Work required:
Copy the text lines of every one of the records below word for word. Leave the pictures out of your answer.

[Part of a data file]
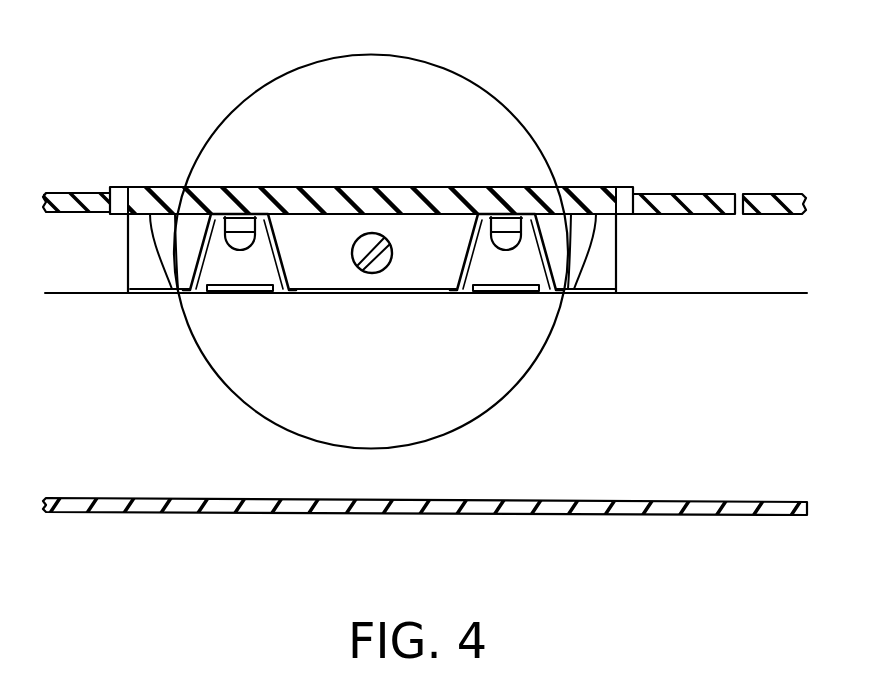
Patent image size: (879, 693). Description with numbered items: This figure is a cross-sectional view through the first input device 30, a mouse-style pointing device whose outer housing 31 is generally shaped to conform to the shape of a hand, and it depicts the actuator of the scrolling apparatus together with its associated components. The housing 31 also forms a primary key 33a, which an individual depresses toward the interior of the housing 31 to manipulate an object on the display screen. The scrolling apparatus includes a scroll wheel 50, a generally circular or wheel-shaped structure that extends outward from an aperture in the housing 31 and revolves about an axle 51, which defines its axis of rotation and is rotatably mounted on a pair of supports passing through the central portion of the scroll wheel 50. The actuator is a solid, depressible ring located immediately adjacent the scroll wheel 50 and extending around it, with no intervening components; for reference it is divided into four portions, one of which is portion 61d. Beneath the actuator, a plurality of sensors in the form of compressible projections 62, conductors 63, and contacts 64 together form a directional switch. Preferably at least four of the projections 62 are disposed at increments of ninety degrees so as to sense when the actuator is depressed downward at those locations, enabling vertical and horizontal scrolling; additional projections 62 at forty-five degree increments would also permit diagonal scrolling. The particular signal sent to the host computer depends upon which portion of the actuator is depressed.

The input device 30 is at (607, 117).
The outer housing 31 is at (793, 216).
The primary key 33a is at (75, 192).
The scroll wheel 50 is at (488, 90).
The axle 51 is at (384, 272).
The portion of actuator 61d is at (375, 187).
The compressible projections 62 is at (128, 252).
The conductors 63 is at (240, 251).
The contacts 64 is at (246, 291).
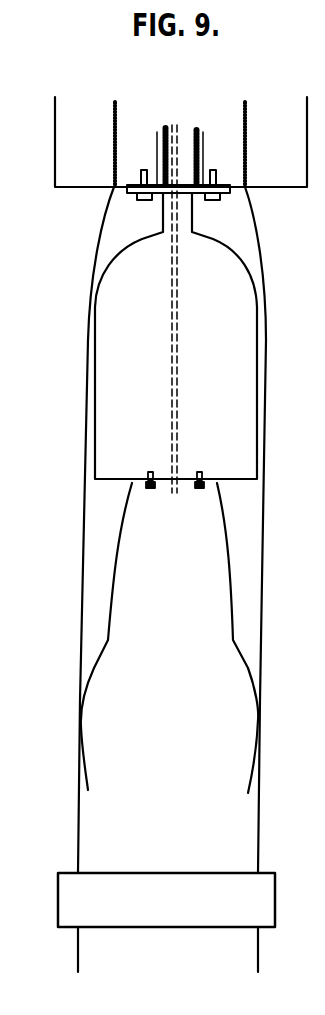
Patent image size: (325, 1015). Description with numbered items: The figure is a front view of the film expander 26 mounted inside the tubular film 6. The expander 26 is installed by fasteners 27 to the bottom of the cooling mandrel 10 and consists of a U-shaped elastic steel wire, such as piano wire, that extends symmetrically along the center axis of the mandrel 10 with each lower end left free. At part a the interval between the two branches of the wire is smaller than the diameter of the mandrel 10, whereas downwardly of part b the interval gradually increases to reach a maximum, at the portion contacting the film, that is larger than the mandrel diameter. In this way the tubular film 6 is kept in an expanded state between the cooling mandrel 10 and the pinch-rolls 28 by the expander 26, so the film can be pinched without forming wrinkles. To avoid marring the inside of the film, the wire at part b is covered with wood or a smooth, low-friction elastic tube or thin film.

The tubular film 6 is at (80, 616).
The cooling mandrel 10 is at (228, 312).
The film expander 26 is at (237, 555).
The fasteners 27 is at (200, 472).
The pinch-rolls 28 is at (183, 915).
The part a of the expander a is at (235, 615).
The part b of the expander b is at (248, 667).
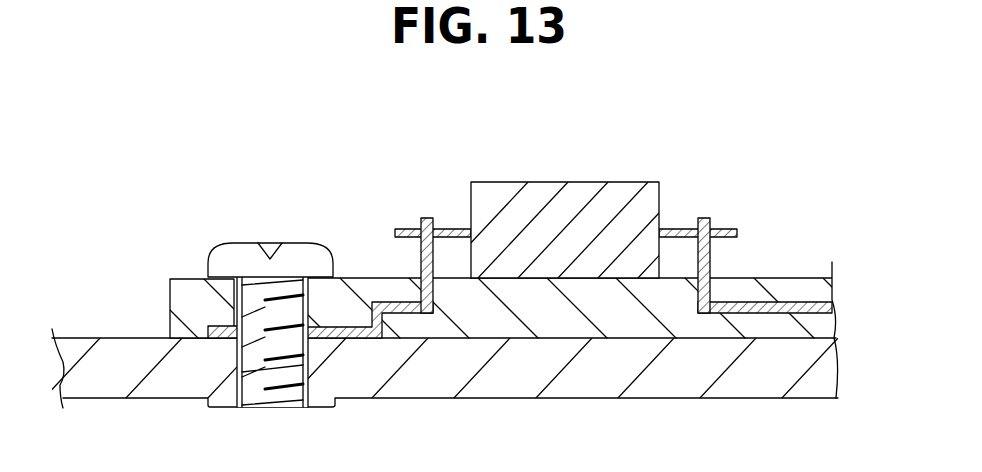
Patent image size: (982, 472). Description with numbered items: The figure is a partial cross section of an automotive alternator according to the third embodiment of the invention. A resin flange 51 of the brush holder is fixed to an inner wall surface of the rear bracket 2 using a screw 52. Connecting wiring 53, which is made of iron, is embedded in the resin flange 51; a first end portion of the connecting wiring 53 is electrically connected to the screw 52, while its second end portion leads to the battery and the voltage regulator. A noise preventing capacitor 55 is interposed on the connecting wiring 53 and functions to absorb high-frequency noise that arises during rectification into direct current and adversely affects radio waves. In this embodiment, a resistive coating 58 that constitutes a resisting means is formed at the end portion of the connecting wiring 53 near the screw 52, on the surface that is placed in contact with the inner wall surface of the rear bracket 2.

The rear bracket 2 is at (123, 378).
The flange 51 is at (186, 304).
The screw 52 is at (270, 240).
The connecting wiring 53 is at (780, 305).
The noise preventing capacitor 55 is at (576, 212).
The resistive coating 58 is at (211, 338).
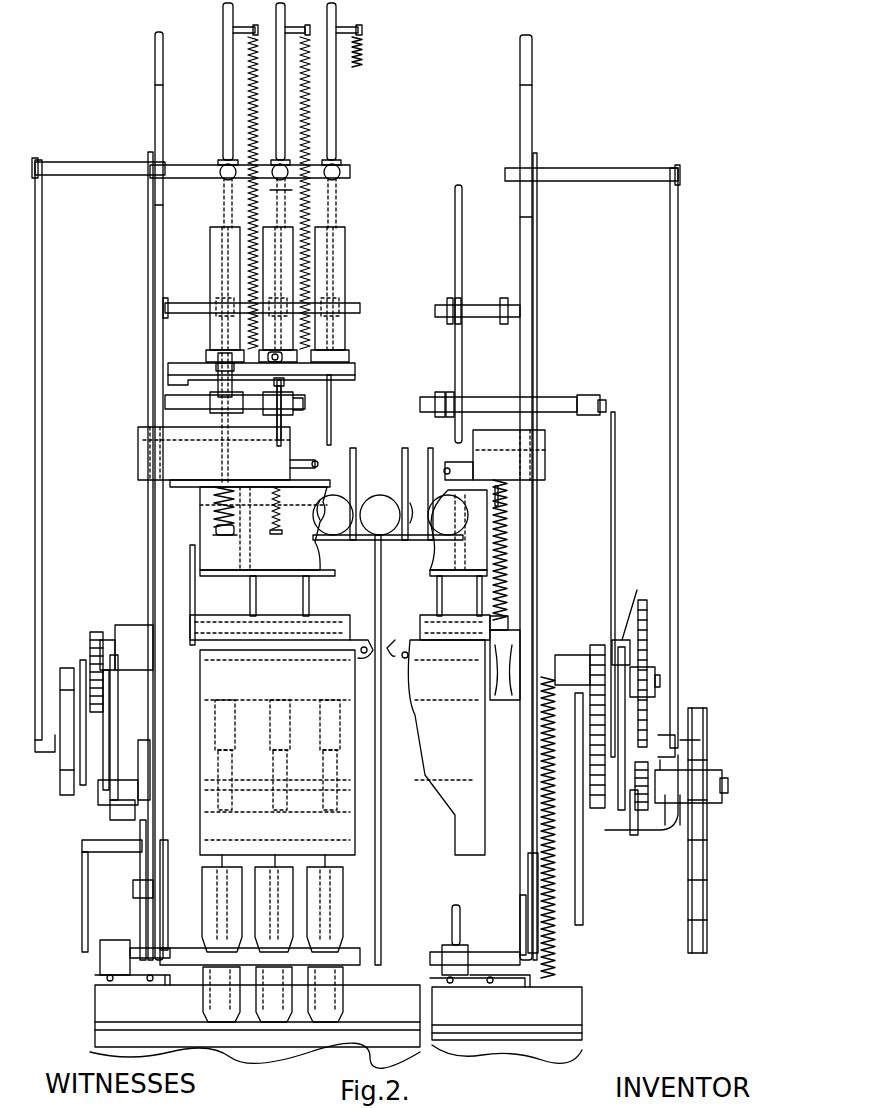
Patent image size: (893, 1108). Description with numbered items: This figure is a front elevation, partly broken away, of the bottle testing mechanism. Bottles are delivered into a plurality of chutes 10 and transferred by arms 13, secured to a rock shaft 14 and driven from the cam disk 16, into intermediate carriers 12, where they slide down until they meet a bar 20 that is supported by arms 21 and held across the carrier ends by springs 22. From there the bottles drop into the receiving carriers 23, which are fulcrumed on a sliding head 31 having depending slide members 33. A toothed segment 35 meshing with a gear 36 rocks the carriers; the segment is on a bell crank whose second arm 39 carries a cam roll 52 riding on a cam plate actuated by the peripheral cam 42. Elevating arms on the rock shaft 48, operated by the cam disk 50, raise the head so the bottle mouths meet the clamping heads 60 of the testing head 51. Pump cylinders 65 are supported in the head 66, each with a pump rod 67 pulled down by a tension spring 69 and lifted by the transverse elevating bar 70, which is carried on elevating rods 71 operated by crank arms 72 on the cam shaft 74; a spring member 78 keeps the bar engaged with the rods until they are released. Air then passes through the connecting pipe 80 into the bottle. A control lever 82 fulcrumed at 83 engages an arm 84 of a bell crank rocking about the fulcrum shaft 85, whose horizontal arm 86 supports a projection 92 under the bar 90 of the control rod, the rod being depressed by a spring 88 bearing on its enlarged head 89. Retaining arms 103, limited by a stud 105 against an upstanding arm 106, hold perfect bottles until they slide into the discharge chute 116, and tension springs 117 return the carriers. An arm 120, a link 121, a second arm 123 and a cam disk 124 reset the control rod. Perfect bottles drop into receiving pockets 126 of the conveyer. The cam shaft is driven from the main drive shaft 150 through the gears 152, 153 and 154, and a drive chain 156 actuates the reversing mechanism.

Reply to the exercise:
Patent image size: (879, 693). Description with numbered items: This figure is a cross-sectional view through the first input device 30, a mouse-style pointing device whose outer housing 31 is generally shaped to conform to the shape of a hand, and it depicts the actuator of the scrolling apparatus together with its associated components. The housing 31 also forms a primary key 33a, which an individual depresses toward the interior of the housing 31 to manipulate an object on the display screen. The scrolling apparatus includes a scroll wheel 50, a generally circular or wheel-shaped structure that extends outward from an aperture in the housing 31 and revolves about an axle 51, which defines its axis of rotation and is rotatably mounted on a pair of supports passing through the central portion of the scroll wheel 50. The actuator is a solid, depressible ring located immediately adjacent the scroll wheel 50 and extending around it, with no intervening components; for reference it is divided into four portions, one of which is portion 61d. Beneath the actuator, a plurality of sensors in the form of compressible projections 62, conductors 63, and contacts 64 together form a directional switch. Preferably at least four of the projections 62 are disposed at increments of ninety degrees so as to sense when the actuator is depressed downward at those locations, enabling vertical and horizontal scrolling; additional projections 62 at forty-five degree increments would also permit diagonal scrolling. The particular signal sent to the host computer depends upon which portion of the actuator is depressed.

The input device 30 is at (607, 117).
The outer housing 31 is at (793, 216).
The primary key 33a is at (75, 192).
The scroll wheel 50 is at (488, 90).
The axle 51 is at (384, 272).
The portion of actuator 61d is at (375, 187).
The compressible projections 62 is at (128, 252).
The conductors 63 is at (240, 251).
The contacts 64 is at (246, 291).
Patent image size: (325, 1015). Description with numbered items: The figure is a front view of the film expander 26 mounted inside the tubular film 6. The expander 26 is installed by fasteners 27 to the bottom of the cooling mandrel 10 and consists of a U-shaped elastic steel wire, such as piano wire, that extends symmetrically along the center axis of the mandrel 10 with each lower end left free. At part a the interval between the two branches of the wire is smaller than the diameter of the mandrel 10, whereas downwardly of part b the interval gradually increases to reach a maximum, at the portion contacting the film, that is larger than the mandrel diameter. In this way the tubular film 6 is kept in an expanded state between the cooling mandrel 10 and the pinch-rolls 28 by the expander 26, so the film can be pinched without forming wrinkles. To avoid marring the inside of the film, the wire at part b is covered with wood or a smooth, low-friction elastic tube or thin film.

The tubular film 6 is at (80, 616).
The cooling mandrel 10 is at (228, 312).
The film expander 26 is at (237, 555).
The fasteners 27 is at (200, 472).
The pinch-rolls 28 is at (183, 915).
The part a of the expander a is at (235, 615).
The part b of the expander b is at (248, 667).
Patent image size: (982, 472). Description with numbered items: The figure is a partial cross section of an automotive alternator according to the third embodiment of the invention. A resin flange 51 of the brush holder is fixed to an inner wall surface of the rear bracket 2 using a screw 52. Connecting wiring 53, which is made of iron, is embedded in the resin flange 51; a first end portion of the connecting wiring 53 is electrically connected to the screw 52, while its second end portion leads to the battery and the voltage regulator. A noise preventing capacitor 55 is interposed on the connecting wiring 53 and functions to absorb high-frequency noise that arises during rectification into direct current and adversely affects radio waves. In this embodiment, a resistive coating 58 that constitutes a resisting means is formed at the end portion of the connecting wiring 53 near the screw 52, on the surface that is placed in contact with the inner wall surface of the rear bracket 2.

The rear bracket 2 is at (123, 378).
The flange 51 is at (186, 304).
The screw 52 is at (270, 240).
The connecting wiring 53 is at (780, 305).
The noise preventing capacitor 55 is at (576, 212).
The resistive coating 58 is at (211, 338).
Patent image size: (893, 1108). Description with numbered items: This figure is a front elevation, partly broken away, of the bottle testing mechanism. Bottles are delivered into a plurality of chutes 10 and transferred by arms 13, secured to a rock shaft 14 and driven from the cam disk 16, into intermediate carriers 12, where they slide down until they meet a bar 20 that is supported by arms 21 and held across the carrier ends by springs 22. From there the bottles drop into the receiving carriers 23, which are fulcrumed on a sliding head 31 having depending slide members 33. A toothed segment 35 meshing with a gear 36 rocks the carriers; the segment is on a bell crank whose second arm 39 carries a cam roll 52 riding on a cam plate actuated by the peripheral cam 42. Elevating arms on the rock shaft 48, operated by the cam disk 50, raise the head so the bottle mouths meet the clamping heads 60 of the testing head 51. Pump cylinders 65 are supported in the head 66, each with a pump rod 67 pulled down by a tension spring 69 and lifted by the transverse elevating bar 70, which is carried on elevating rods 71 operated by crank arms 72 on the cam shaft 74; a spring member 78 keeps the bar engaged with the rods until they are released. Air then passes through the connecting pipe 80 into the bottle. A control lever 82 fulcrumed at 83 engages an arm 84 of a bell crank rocking about the fulcrum shaft 85, whose horizontal arm 86 supports a projection 92 under the bar 90 of the control rod, the rod being depressed by a spring 88 bearing on its enlarged head 89. Retaining arms 103, limited by a stud 105 against an upstanding arm 106, hold perfect bottles until they slide into the discharge chute 116, and tension springs 117 return the carriers. An arm 120, a link 121, a second arm 123 and a cam disk 124 reset the control rod. Perfect bottles drop into receiving pockets 126 of the conveyer. The cam shaft is driven from the main drive shaft 150 through the gears 152, 153 and 154, and a drive chain 156 actuates the reversing mechanism.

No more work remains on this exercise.